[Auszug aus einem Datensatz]
+===+

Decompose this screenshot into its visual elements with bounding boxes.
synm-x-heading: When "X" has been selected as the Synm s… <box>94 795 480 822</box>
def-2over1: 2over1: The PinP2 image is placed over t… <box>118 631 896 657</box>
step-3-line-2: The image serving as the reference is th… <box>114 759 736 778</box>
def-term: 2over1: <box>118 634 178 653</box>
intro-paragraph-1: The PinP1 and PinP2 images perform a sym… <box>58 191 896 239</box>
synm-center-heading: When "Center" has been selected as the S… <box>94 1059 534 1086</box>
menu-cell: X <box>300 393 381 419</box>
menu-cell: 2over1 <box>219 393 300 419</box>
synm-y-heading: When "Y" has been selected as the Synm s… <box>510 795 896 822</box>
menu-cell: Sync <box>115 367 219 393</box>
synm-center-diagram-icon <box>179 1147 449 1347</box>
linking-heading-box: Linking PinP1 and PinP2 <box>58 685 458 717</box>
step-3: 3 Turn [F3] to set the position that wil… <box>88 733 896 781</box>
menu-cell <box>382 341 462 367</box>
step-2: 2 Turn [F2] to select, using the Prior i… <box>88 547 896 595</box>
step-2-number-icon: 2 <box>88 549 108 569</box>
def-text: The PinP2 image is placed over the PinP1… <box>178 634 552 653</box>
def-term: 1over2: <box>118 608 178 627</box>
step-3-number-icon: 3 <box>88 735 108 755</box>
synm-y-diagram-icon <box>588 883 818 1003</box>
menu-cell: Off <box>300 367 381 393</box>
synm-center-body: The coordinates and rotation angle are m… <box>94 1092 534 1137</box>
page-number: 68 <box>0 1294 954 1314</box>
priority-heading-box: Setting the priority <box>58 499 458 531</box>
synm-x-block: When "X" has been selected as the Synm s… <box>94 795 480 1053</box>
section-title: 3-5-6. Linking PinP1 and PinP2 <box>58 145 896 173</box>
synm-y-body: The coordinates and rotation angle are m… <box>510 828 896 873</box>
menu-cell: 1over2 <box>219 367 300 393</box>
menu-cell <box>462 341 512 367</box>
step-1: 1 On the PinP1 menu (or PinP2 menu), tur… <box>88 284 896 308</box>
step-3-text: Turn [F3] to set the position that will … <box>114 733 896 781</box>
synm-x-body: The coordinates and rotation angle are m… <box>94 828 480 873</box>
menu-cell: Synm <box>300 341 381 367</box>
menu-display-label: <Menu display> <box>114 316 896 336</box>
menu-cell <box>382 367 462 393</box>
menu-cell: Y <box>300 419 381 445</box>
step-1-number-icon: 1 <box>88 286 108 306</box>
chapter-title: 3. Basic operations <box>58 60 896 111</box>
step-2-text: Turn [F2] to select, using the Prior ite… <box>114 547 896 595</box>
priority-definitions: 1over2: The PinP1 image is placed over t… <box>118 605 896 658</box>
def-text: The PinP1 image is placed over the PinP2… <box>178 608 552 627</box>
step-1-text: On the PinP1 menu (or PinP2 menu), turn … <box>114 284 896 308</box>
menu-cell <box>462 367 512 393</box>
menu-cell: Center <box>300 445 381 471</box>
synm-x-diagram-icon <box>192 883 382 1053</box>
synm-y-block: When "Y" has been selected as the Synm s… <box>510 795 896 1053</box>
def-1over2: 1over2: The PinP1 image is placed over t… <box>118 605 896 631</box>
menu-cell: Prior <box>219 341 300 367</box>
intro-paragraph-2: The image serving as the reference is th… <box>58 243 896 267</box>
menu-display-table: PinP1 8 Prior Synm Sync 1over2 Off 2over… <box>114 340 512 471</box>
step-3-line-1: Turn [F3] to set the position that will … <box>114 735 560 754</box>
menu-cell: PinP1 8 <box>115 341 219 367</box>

+===+

* **ZU ERLEDIGENDE AUFGABE**: Schreiben Sie alle Einträge neu und setzen Sie dabei überall „PinP-B“ an die Stelle von „PinP2“. Alles Übrige bleibt unverändert.

* **ERGEBNIS DER ÜBUNG**:
Decompose this screenshot into its visual elements with bounding boxes.
synm-x-heading: When "X" has been selected as the Synm s… <box>94 795 480 822</box>
def-2over1: 2over1: The PinP-B image is placed over t… <box>118 631 896 657</box>
step-3-line-2: The image serving as the reference is th… <box>114 759 736 778</box>
def-term: 2over1: <box>118 634 178 653</box>
intro-paragraph-1: The PinP1 and PinP-B images perform a sym… <box>58 191 896 239</box>
synm-center-heading: When "Center" has been selected as the S… <box>94 1059 534 1086</box>
menu-cell: X <box>300 393 381 419</box>
menu-cell: 2over1 <box>219 393 300 419</box>
synm-y-heading: When "Y" has been selected as the Synm s… <box>510 795 896 822</box>
menu-cell: Sync <box>115 367 219 393</box>
synm-center-diagram-icon <box>179 1147 449 1347</box>
linking-heading-box: Linking PinP1 and PinP-B <box>58 685 458 717</box>
step-3: 3 Turn [F3] to set the position that wil… <box>88 733 896 781</box>
menu-cell <box>382 341 462 367</box>
step-2: 2 Turn [F2] to select, using the Prior i… <box>88 547 896 595</box>
step-2-number-icon: 2 <box>88 549 108 569</box>
def-text: The PinP-B image is placed over the PinP1… <box>178 634 552 653</box>
def-term: 1over2: <box>118 608 178 627</box>
step-3-number-icon: 3 <box>88 735 108 755</box>
synm-y-diagram-icon <box>588 883 818 1003</box>
menu-cell: Off <box>300 367 381 393</box>
synm-center-body: The coordinates and rotation angle are m… <box>94 1092 534 1137</box>
page-number: 68 <box>0 1294 954 1314</box>
priority-heading-box: Setting the priority <box>58 499 458 531</box>
synm-x-block: When "X" has been selected as the Synm s… <box>94 795 480 1053</box>
section-title: 3-5-6. Linking PinP1 and PinP-B <box>58 145 896 173</box>
synm-y-body: The coordinates and rotation angle are m… <box>510 828 896 873</box>
menu-cell: 1over2 <box>219 367 300 393</box>
menu-cell <box>462 341 512 367</box>
step-1: 1 On the PinP1 menu (or PinP-B menu), tur… <box>88 284 896 308</box>
step-3-text: Turn [F3] to set the position that will … <box>114 733 896 781</box>
synm-x-body: The coordinates and rotation angle are m… <box>94 828 480 873</box>
menu-cell: Synm <box>300 341 381 367</box>
menu-display-label: <Menu display> <box>114 316 896 336</box>
menu-cell <box>382 367 462 393</box>
menu-cell: Y <box>300 419 381 445</box>
step-1-number-icon: 1 <box>88 286 108 306</box>
chapter-title: 3. Basic operations <box>58 60 896 111</box>
step-2-text: Turn [F2] to select, using the Prior ite… <box>114 547 896 595</box>
priority-definitions: 1over2: The PinP1 image is placed over t… <box>118 605 896 658</box>
def-text: The PinP1 image is placed over the PinP-B… <box>178 608 552 627</box>
step-1-text: On the PinP1 menu (or PinP-B menu), turn … <box>114 284 896 308</box>
menu-cell <box>462 367 512 393</box>
menu-cell: Center <box>300 445 381 471</box>
synm-x-diagram-icon <box>192 883 382 1053</box>
synm-y-block: When "Y" has been selected as the Synm s… <box>510 795 896 1053</box>
def-1over2: 1over2: The PinP1 image is placed over t… <box>118 605 896 631</box>
menu-cell: Prior <box>219 341 300 367</box>
intro-paragraph-2: The image serving as the reference is th… <box>58 243 896 267</box>
menu-display-table: PinP1 8 Prior Synm Sync 1over2 Off 2over… <box>114 340 512 471</box>
step-3-line-1: Turn [F3] to set the position that will … <box>114 735 560 754</box>
menu-cell: PinP1 8 <box>115 341 219 367</box>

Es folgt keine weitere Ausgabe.